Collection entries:

^^^^

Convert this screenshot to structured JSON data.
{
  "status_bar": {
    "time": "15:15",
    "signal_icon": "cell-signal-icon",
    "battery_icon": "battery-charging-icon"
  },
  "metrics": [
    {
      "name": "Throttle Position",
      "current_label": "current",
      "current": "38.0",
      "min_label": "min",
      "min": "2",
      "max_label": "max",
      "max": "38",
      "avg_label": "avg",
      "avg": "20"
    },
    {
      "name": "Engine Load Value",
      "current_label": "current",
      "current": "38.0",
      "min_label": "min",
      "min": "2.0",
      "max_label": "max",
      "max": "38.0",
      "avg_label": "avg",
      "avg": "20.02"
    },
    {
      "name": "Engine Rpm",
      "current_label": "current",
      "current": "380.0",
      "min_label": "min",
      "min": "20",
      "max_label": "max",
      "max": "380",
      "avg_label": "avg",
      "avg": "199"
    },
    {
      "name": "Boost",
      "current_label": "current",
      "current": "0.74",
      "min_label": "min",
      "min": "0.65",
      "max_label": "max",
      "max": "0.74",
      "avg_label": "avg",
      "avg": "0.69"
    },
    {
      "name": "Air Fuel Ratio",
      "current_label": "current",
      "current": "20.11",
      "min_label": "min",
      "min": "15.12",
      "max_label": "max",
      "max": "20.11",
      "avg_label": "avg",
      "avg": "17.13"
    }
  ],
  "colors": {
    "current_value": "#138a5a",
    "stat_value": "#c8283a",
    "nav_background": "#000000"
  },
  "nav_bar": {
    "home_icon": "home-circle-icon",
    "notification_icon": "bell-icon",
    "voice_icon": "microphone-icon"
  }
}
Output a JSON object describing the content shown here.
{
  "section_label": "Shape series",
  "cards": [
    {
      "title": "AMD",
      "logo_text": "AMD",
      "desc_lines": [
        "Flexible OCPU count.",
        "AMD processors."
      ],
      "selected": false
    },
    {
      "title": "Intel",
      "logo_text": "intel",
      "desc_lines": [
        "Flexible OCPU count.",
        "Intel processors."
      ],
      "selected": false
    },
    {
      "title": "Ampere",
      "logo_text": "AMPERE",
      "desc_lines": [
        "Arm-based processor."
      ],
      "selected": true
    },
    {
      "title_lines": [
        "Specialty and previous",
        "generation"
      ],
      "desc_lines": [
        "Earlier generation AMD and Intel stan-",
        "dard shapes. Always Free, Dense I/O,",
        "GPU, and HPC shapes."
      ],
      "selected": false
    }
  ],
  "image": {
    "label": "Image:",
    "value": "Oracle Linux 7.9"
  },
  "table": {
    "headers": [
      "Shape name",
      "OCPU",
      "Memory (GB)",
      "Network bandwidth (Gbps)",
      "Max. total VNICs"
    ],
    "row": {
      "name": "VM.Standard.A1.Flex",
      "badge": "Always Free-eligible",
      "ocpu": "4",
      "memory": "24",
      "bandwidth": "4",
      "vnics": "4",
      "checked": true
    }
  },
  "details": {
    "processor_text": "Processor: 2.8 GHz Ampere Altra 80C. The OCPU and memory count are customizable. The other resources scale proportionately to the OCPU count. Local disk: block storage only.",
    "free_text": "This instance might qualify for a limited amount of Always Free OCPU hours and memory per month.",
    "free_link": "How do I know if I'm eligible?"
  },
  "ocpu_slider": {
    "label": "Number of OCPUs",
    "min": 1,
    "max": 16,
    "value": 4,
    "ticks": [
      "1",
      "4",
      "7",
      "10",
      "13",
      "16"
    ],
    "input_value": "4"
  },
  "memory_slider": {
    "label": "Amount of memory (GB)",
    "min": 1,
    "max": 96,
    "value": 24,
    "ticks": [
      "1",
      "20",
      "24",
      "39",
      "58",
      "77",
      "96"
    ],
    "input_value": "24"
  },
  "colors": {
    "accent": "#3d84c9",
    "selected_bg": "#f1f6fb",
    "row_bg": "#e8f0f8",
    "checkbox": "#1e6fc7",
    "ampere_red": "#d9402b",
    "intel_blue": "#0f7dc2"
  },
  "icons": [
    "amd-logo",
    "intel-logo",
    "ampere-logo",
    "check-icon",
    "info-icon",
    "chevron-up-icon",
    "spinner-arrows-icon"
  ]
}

^^^^

▶ **INSTRUCTIONS TO FOLLOW**
Exactly as written above, please repeat the entries.

▶ **FINAL ANSWER**
Convert this screenshot to structured JSON data.
{
  "status_bar": {
    "time": "15:15",
    "signal_icon": "cell-signal-icon",
    "battery_icon": "battery-charging-icon"
  },
  "metrics": [
    {
      "name": "Throttle Position",
      "current_label": "current",
      "current": "38.0",
      "min_label": "min",
      "min": "2",
      "max_label": "max",
      "max": "38",
      "avg_label": "avg",
      "avg": "20"
    },
    {
      "name": "Engine Load Value",
      "current_label": "current",
      "current": "38.0",
      "min_label": "min",
      "min": "2.0",
      "max_label": "max",
      "max": "38.0",
      "avg_label": "avg",
      "avg": "20.02"
    },
    {
      "name": "Engine Rpm",
      "current_label": "current",
      "current": "380.0",
      "min_label": "min",
      "min": "20",
      "max_label": "max",
      "max": "380",
      "avg_label": "avg",
      "avg": "199"
    },
    {
      "name": "Boost",
      "current_label": "current",
      "current": "0.74",
      "min_label": "min",
      "min": "0.65",
      "max_label": "max",
      "max": "0.74",
      "avg_label": "avg",
      "avg": "0.69"
    },
    {
      "name": "Air Fuel Ratio",
      "current_label": "current",
      "current": "20.11",
      "min_label": "min",
      "min": "15.12",
      "max_label": "max",
      "max": "20.11",
      "avg_label": "avg",
      "avg": "17.13"
    }
  ],
  "colors": {
    "current_value": "#138a5a",
    "stat_value": "#c8283a",
    "nav_background": "#000000"
  },
  "nav_bar": {
    "home_icon": "home-circle-icon",
    "notification_icon": "bell-icon",
    "voice_icon": "microphone-icon"
  }
}
Output a JSON object describing the content shown here.
{
  "section_label": "Shape series",
  "cards": [
    {
      "title": "AMD",
      "logo_text": "AMD",
      "desc_lines": [
        "Flexible OCPU count.",
        "AMD processors."
      ],
      "selected": false
    },
    {
      "title": "Intel",
      "logo_text": "intel",
      "desc_lines": [
        "Flexible OCPU count.",
        "Intel processors."
      ],
      "selected": false
    },
    {
      "title": "Ampere",
      "logo_text": "AMPERE",
      "desc_lines": [
        "Arm-based processor."
      ],
      "selected": true
    },
    {
      "title_lines": [
        "Specialty and previous",
        "generation"
      ],
      "desc_lines": [
        "Earlier generation AMD and Intel stan-",
        "dard shapes. Always Free, Dense I/O,",
        "GPU, and HPC shapes."
      ],
      "selected": false
    }
  ],
  "image": {
    "label": "Image:",
    "value": "Oracle Linux 7.9"
  },
  "table": {
    "headers": [
      "Shape name",
      "OCPU",
      "Memory (GB)",
      "Network bandwidth (Gbps)",
      "Max. total VNICs"
    ],
    "row": {
      "name": "VM.Standard.A1.Flex",
      "badge": "Always Free-eligible",
      "ocpu": "4",
      "memory": "24",
      "bandwidth": "4",
      "vnics": "4",
      "checked": true
    }
  },
  "details": {
    "processor_text": "Processor: 2.8 GHz Ampere Altra 80C. The OCPU and memory count are customizable. The other resources scale proportionately to the OCPU count. Local disk: block storage only.",
    "free_text": "This instance might qualify for a limited amount of Always Free OCPU hours and memory per month.",
    "free_link": "How do I know if I'm eligible?"
  },
  "ocpu_slider": {
    "label": "Number of OCPUs",
    "min": 1,
    "max": 16,
    "value": 4,
    "ticks": [
      "1",
      "4",
      "7",
      "10",
      "13",
      "16"
    ],
    "input_value": "4"
  },
  "memory_slider": {
    "label": "Amount of memory (GB)",
    "min": 1,
    "max": 96,
    "value": 24,
    "ticks": [
      "1",
      "20",
      "24",
      "39",
      "58",
      "77",
      "96"
    ],
    "input_value": "24"
  },
  "colors": {
    "accent": "#3d84c9",
    "selected_bg": "#f1f6fb",
    "row_bg": "#e8f0f8",
    "checkbox": "#1e6fc7",
    "ampere_red": "#d9402b",
    "intel_blue": "#0f7dc2"
  },
  "icons": [
    "amd-logo",
    "intel-logo",
    "ampere-logo",
    "check-icon",
    "info-icon",
    "chevron-up-icon",
    "spinner-arrows-icon"
  ]
}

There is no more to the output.